→ **Problem**
Without the pictures, copy the entries below word for word.

→ **Items**
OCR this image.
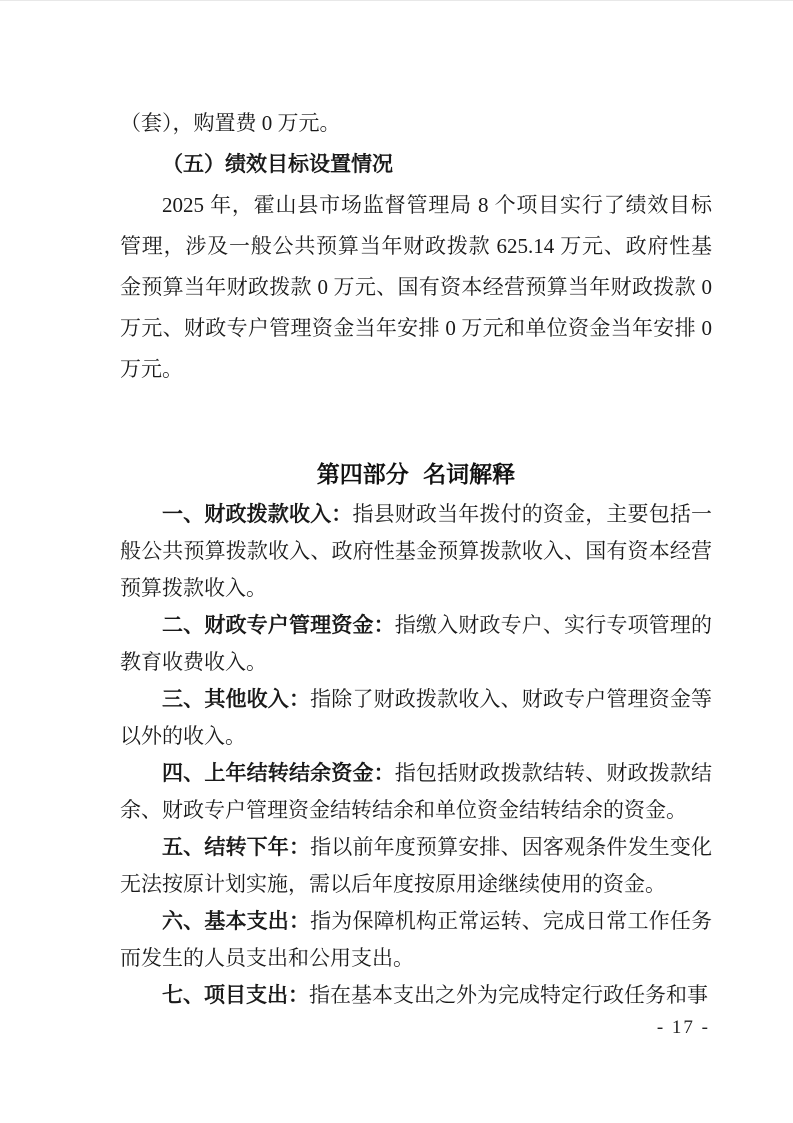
（套），购置费 0 万元。

（五）绩效目标设置情况

2025 年，霍山县市场监督管理局 8 个项目实行了绩效目标管理，涉及一般公共预算当年财政拨款 625.14 万元、政府性基金预算当年财政拨款 0 万元、国有资本经营预算当年财政拨款 0 万元、财政专户管理资金当年安排 0 万元和单位资金当年安排 0 万元。

第四部分 名词解释

一、财政拨款收入：指县财政当年拨付的资金，主要包括一般公共预算拨款收入、政府性基金预算拨款收入、国有资本经营预算拨款收入。

二、财政专户管理资金：指缴入财政专户、实行专项管理的教育收费收入。

三、其他收入：指除了财政拨款收入、财政专户管理资金等以外的收入。

四、上年结转结余资金：指包括财政拨款结转、财政拨款结余、财政专户管理资金结转结余和单位资金结转结余的资金。

五、结转下年：指以前年度预算安排、因客观条件发生变化无法按原计划实施，需以后年度按原用途继续使用的资金。

六、基本支出：指为保障机构正常运转、完成日常工作任务而发生的人员支出和公用支出。

七、项目支出：指在基本支出之外为完成特定行政任务和事

- 17 -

→ **Written solution**
OCR this image.
（套），购置费 0 万元。

（五）绩效目标设置情况

2025 年，霍山县市场监督管理局 8 个项目实行了绩效目标管理，涉及一般公共预算当年财政拨款 625.14 万元、政府性基金预算当年财政拨款 0 万元、国有资本经营预算当年财政拨款 0 万元、财政专户管理资金当年安排 0 万元和单位资金当年安排 0 万元。

第四部分 名词解释

一、财政拨款收入：指县财政当年拨付的资金，主要包括一般公共预算拨款收入、政府性基金预算拨款收入、国有资本经营预算拨款收入。

二、财政专户管理资金：指缴入财政专户、实行专项管理的教育收费收入。

三、其他收入：指除了财政拨款收入、财政专户管理资金等以外的收入。

四、上年结转结余资金：指包括财政拨款结转、财政拨款结余、财政专户管理资金结转结余和单位资金结转结余的资金。

五、结转下年：指以前年度预算安排、因客观条件发生变化无法按原计划实施，需以后年度按原用途继续使用的资金。

六、基本支出：指为保障机构正常运转、完成日常工作任务而发生的人员支出和公用支出。

七、项目支出：指在基本支出之外为完成特定行政任务和事

- 17 -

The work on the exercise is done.